[Entries taken from a collection]
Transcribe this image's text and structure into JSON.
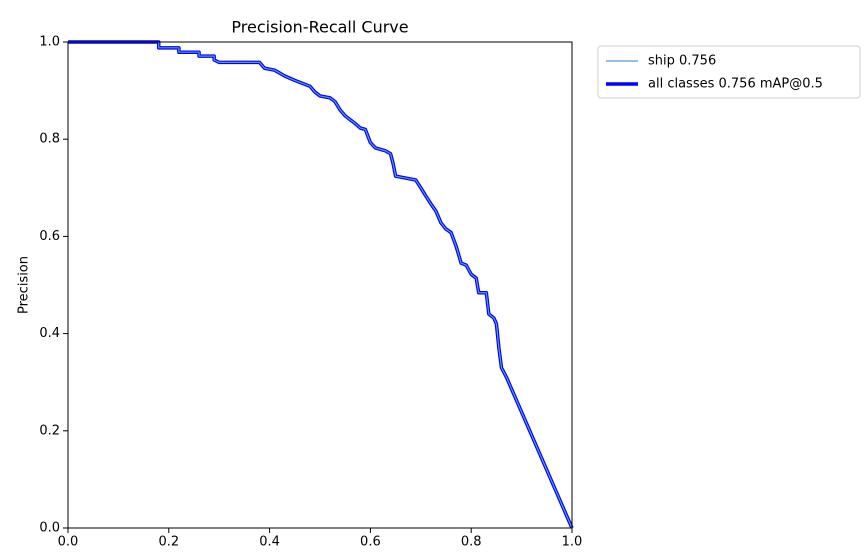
{
  "chart_data": {
    "type": "line",
    "title": "Precision-Recall Curve",
    "y_label": "Precision",
    "x": [
      0,
      0.18,
      0.18,
      0.22,
      0.22,
      0.26,
      0.26,
      0.29,
      0.29,
      0.3,
      0.38,
      0.39,
      0.41,
      0.43,
      0.45,
      0.48,
      0.49,
      0.5,
      0.52,
      0.53,
      0.54,
      0.55,
      0.56,
      0.57,
      0.58,
      0.59,
      0.6,
      0.61,
      0.63,
      0.64,
      0.645,
      0.65,
      0.67,
      0.69,
      0.7,
      0.71,
      0.72,
      0.73,
      0.74,
      0.75,
      0.76,
      0.77,
      0.78,
      0.79,
      0.8,
      0.81,
      0.815,
      0.83,
      0.835,
      0.845,
      0.85,
      0.855,
      0.86,
      0.87,
      1.0
    ],
    "series": [
      {
        "name": "ship 0.756",
        "color": "#5b9bd5",
        "width": 1.2,
        "values": [
          1,
          1,
          0.988,
          0.988,
          0.979,
          0.979,
          0.971,
          0.971,
          0.963,
          0.958,
          0.958,
          0.946,
          0.942,
          0.93,
          0.921,
          0.909,
          0.897,
          0.889,
          0.885,
          0.877,
          0.86,
          0.848,
          0.84,
          0.832,
          0.823,
          0.82,
          0.793,
          0.782,
          0.776,
          0.77,
          0.75,
          0.724,
          0.72,
          0.716,
          0.7,
          0.683,
          0.667,
          0.652,
          0.628,
          0.615,
          0.608,
          0.58,
          0.545,
          0.541,
          0.522,
          0.514,
          0.484,
          0.484,
          0.44,
          0.432,
          0.42,
          0.37,
          0.33,
          0.31,
          0
        ]
      },
      {
        "name": "all classes 0.756 mAP@0.5",
        "color": "#0000ff",
        "width": 3.5,
        "values": [
          1,
          1,
          0.988,
          0.988,
          0.979,
          0.979,
          0.971,
          0.971,
          0.963,
          0.958,
          0.958,
          0.946,
          0.942,
          0.93,
          0.921,
          0.909,
          0.897,
          0.889,
          0.885,
          0.877,
          0.86,
          0.848,
          0.84,
          0.832,
          0.823,
          0.82,
          0.793,
          0.782,
          0.776,
          0.77,
          0.75,
          0.724,
          0.72,
          0.716,
          0.7,
          0.683,
          0.667,
          0.652,
          0.628,
          0.615,
          0.608,
          0.58,
          0.545,
          0.541,
          0.522,
          0.514,
          0.484,
          0.484,
          0.44,
          0.432,
          0.42,
          0.37,
          0.33,
          0.31,
          0
        ]
      }
    ],
    "xlim": [
      0,
      1
    ],
    "ylim": [
      0,
      1
    ],
    "xticks": [
      {
        "value": 0,
        "label": "0.0"
      },
      0.2,
      0.4,
      0.6,
      0.8,
      {
        "value": 1,
        "label": "1.0"
      }
    ],
    "yticks": [
      {
        "value": 0,
        "label": "0.0"
      },
      0.2,
      0.4,
      0.6,
      0.8,
      {
        "value": 1,
        "label": "1.0"
      }
    ]
  }
}
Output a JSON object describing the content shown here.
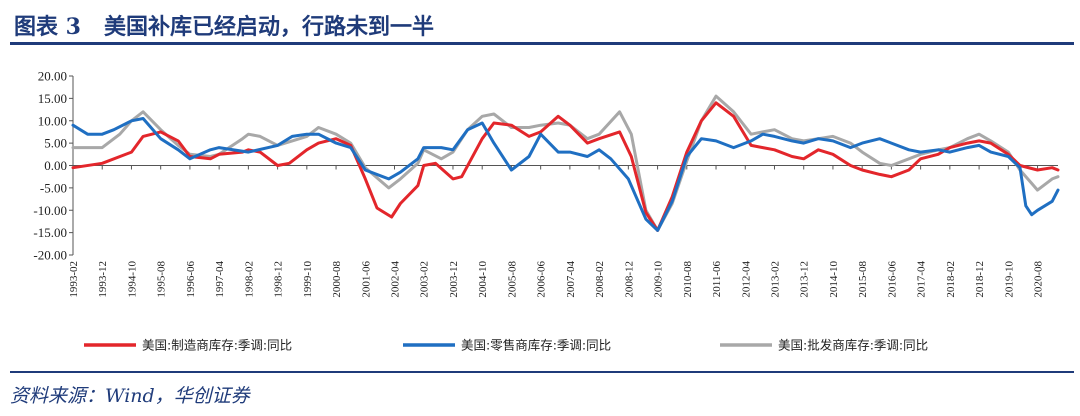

> _WRITTEN REQUEST_: Where a line in the material contains "Precision", copy that line.

> _RESPONSE TO THE EXERCISE_:
    "title": "Precision-Recall Curve",
    "y_label": "Precision",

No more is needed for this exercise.